## Goal
Pick out each line with the word "RuO₂" from the material that follows.
- - -
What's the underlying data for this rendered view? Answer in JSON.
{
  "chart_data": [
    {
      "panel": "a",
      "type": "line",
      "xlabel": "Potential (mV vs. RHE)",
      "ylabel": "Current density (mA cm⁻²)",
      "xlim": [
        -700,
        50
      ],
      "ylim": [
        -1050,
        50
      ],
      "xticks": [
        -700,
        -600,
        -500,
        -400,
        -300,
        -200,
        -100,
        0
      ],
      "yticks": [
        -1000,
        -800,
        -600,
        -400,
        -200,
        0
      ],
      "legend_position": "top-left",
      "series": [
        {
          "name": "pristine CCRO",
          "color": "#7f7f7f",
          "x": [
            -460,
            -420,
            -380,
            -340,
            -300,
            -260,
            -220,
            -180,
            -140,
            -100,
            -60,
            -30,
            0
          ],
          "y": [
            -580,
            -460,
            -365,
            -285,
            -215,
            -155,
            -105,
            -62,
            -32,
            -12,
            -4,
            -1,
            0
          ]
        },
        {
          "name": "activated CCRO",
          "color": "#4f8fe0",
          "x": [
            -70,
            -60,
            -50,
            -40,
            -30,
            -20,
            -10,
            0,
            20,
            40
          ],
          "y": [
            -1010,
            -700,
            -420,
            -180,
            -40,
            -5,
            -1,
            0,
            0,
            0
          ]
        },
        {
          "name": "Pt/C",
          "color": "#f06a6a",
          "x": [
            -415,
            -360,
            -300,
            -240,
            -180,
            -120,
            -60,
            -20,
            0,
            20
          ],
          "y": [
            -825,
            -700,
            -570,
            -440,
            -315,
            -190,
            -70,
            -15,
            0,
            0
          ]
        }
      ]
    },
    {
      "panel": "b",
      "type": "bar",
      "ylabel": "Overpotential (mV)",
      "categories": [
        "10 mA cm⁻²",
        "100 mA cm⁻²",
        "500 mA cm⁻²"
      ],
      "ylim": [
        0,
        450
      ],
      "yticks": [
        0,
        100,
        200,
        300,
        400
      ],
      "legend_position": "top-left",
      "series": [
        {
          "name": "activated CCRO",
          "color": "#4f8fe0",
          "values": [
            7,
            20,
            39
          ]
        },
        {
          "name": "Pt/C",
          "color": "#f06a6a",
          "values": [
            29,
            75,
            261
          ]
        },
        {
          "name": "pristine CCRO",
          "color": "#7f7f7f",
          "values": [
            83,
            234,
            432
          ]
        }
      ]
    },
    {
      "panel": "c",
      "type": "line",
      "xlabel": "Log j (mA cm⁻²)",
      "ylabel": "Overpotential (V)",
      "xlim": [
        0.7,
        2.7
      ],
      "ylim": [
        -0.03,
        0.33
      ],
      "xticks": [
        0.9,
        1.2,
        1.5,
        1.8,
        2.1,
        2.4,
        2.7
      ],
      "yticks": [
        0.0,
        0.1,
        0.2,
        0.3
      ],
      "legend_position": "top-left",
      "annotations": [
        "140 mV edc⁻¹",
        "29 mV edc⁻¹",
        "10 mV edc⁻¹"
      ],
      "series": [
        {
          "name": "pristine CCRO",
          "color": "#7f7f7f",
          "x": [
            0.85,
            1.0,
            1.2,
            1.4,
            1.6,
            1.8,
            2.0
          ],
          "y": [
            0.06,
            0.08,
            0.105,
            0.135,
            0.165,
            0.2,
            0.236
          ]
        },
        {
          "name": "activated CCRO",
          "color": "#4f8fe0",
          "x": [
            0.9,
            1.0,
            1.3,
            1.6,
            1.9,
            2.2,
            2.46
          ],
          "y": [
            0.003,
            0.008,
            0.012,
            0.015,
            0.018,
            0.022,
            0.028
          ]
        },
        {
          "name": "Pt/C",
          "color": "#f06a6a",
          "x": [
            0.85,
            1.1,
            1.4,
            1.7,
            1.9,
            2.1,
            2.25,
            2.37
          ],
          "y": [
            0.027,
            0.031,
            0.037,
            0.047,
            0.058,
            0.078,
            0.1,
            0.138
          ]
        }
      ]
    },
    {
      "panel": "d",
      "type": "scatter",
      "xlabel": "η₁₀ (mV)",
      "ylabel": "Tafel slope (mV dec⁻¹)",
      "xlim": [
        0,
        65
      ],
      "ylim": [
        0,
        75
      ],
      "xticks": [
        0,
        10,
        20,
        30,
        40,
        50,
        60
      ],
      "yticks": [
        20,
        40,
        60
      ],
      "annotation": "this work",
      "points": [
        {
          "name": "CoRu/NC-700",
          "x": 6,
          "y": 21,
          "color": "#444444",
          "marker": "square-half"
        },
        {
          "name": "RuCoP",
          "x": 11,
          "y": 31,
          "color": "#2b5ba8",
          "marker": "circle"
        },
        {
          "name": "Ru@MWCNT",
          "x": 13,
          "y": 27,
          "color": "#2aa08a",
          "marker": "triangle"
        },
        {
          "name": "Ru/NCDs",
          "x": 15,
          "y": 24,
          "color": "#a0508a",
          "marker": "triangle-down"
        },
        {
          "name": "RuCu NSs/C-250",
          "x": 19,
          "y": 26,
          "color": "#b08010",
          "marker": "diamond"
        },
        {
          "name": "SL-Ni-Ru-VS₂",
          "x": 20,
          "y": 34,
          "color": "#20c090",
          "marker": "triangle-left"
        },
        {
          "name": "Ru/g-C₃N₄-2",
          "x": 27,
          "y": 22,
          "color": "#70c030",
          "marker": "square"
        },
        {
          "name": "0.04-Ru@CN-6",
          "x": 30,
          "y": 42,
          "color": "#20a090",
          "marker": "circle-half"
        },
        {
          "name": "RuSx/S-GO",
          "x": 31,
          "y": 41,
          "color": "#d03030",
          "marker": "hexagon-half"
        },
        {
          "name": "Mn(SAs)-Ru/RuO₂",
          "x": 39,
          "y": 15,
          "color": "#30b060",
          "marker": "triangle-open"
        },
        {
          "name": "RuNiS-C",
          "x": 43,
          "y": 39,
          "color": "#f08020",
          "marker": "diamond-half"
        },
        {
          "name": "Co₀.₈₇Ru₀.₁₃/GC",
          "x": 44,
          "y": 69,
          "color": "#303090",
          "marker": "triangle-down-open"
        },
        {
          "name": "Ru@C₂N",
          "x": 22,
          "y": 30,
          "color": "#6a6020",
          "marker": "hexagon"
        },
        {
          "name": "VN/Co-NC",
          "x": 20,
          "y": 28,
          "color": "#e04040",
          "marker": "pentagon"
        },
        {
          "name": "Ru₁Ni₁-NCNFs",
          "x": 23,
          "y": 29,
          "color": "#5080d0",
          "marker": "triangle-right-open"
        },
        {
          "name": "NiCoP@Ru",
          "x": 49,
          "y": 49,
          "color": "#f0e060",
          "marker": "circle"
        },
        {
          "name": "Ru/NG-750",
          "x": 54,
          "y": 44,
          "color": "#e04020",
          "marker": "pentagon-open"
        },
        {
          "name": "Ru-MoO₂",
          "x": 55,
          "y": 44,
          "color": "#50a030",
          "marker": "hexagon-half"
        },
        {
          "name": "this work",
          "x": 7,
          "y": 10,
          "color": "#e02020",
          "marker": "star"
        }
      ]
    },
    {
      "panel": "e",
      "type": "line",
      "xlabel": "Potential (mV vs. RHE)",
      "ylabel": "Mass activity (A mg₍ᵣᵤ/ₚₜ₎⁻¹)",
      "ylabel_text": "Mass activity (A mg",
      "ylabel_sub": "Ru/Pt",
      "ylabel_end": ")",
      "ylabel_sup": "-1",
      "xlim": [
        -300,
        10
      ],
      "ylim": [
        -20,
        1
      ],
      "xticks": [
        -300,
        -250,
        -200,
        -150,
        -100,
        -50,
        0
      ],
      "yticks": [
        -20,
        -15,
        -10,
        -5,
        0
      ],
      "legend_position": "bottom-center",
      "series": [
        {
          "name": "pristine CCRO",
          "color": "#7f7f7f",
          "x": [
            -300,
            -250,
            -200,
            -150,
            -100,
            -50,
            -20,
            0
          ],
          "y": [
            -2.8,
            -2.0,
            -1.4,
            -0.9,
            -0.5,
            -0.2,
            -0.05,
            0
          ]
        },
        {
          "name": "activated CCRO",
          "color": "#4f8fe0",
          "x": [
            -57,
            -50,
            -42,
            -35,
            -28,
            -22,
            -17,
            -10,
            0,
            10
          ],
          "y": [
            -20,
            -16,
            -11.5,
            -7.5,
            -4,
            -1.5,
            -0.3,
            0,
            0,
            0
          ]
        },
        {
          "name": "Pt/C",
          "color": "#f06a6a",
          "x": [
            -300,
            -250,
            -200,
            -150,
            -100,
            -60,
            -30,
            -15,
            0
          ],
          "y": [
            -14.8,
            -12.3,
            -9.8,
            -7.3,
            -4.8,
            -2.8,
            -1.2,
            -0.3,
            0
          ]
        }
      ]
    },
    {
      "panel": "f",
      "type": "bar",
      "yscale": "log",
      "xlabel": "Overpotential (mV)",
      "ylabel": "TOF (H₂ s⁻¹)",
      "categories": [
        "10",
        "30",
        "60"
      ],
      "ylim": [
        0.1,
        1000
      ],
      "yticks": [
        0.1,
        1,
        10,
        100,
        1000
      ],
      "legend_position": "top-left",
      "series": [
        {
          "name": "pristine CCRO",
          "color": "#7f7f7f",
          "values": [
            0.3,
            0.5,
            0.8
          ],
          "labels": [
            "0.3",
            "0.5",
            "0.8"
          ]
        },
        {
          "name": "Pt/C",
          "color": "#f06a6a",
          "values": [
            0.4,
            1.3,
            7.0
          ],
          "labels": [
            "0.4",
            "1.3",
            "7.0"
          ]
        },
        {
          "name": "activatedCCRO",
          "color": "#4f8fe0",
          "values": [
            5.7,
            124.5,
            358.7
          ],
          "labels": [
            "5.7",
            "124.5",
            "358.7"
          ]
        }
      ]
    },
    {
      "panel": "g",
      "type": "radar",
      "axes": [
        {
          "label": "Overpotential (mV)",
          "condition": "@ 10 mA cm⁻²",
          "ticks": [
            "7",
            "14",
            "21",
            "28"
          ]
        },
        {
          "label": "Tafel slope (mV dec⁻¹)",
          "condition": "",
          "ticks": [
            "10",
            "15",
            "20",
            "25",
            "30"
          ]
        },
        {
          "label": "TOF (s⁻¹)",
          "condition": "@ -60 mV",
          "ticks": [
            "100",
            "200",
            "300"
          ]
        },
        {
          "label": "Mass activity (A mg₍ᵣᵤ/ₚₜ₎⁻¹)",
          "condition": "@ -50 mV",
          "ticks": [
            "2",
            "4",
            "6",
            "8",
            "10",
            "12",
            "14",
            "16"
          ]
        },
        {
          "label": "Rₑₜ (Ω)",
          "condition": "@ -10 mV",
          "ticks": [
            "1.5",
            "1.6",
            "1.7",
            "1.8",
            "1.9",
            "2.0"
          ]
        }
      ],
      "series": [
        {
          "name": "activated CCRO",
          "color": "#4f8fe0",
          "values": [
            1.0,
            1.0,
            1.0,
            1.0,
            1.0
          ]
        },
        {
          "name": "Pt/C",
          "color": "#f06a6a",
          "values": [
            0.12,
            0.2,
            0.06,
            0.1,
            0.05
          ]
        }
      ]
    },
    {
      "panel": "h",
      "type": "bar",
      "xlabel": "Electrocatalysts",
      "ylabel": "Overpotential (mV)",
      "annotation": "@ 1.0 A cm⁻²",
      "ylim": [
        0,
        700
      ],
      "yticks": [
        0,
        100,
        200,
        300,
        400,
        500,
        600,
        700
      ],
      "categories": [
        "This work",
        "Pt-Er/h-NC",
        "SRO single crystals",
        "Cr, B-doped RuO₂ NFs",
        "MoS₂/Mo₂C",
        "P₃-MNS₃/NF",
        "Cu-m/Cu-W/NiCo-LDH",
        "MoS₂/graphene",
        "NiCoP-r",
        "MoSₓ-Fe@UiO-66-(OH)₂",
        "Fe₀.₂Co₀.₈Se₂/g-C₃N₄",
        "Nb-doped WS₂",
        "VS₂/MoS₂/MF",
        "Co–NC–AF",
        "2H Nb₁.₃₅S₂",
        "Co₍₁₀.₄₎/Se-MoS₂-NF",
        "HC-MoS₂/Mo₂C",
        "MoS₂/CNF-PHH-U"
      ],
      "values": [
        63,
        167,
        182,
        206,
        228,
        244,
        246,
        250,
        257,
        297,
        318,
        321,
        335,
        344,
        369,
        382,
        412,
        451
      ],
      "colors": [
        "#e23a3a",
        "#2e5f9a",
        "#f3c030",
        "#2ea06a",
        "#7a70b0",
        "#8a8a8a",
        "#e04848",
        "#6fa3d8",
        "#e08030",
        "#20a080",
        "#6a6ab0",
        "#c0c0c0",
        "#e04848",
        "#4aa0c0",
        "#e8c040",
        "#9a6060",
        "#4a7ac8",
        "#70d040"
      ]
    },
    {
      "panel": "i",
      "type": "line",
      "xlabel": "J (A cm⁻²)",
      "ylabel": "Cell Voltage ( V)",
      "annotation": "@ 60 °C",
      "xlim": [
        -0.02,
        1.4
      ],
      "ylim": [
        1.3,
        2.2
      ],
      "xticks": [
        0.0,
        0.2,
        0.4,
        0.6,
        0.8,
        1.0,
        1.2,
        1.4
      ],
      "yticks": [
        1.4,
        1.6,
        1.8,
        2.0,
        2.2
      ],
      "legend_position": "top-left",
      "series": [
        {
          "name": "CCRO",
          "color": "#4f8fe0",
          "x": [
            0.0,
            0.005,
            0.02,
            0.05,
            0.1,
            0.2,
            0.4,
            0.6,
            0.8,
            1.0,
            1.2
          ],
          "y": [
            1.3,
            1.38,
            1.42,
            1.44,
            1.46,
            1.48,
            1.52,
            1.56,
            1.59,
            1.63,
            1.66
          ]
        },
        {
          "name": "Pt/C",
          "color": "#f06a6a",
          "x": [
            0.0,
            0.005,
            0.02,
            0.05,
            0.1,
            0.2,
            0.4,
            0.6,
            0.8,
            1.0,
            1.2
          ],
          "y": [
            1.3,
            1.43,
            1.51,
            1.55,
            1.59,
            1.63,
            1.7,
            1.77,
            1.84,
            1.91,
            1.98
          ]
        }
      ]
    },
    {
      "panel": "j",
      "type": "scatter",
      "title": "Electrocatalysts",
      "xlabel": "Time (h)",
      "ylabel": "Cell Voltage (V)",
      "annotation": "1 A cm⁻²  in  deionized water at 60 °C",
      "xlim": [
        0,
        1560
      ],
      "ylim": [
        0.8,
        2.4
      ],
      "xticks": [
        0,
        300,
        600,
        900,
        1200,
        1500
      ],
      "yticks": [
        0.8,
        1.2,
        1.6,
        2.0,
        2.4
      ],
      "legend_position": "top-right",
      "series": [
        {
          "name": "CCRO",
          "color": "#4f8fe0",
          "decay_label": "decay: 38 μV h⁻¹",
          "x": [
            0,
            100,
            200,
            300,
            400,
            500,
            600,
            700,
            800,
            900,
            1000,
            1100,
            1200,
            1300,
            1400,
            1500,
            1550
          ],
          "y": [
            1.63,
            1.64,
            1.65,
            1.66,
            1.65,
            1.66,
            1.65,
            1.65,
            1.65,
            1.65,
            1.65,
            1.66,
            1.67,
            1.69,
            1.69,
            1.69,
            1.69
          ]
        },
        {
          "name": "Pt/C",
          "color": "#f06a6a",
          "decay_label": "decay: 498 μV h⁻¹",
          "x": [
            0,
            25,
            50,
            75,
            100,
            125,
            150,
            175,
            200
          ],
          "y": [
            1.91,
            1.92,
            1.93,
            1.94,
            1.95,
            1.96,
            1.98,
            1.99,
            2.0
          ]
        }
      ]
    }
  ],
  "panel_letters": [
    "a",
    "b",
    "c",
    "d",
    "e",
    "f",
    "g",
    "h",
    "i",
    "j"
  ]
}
- - -
## Solved problem
          "name": "Mn(SAs)-Ru/RuO₂",
        "Cr, B-doped RuO₂ NFs",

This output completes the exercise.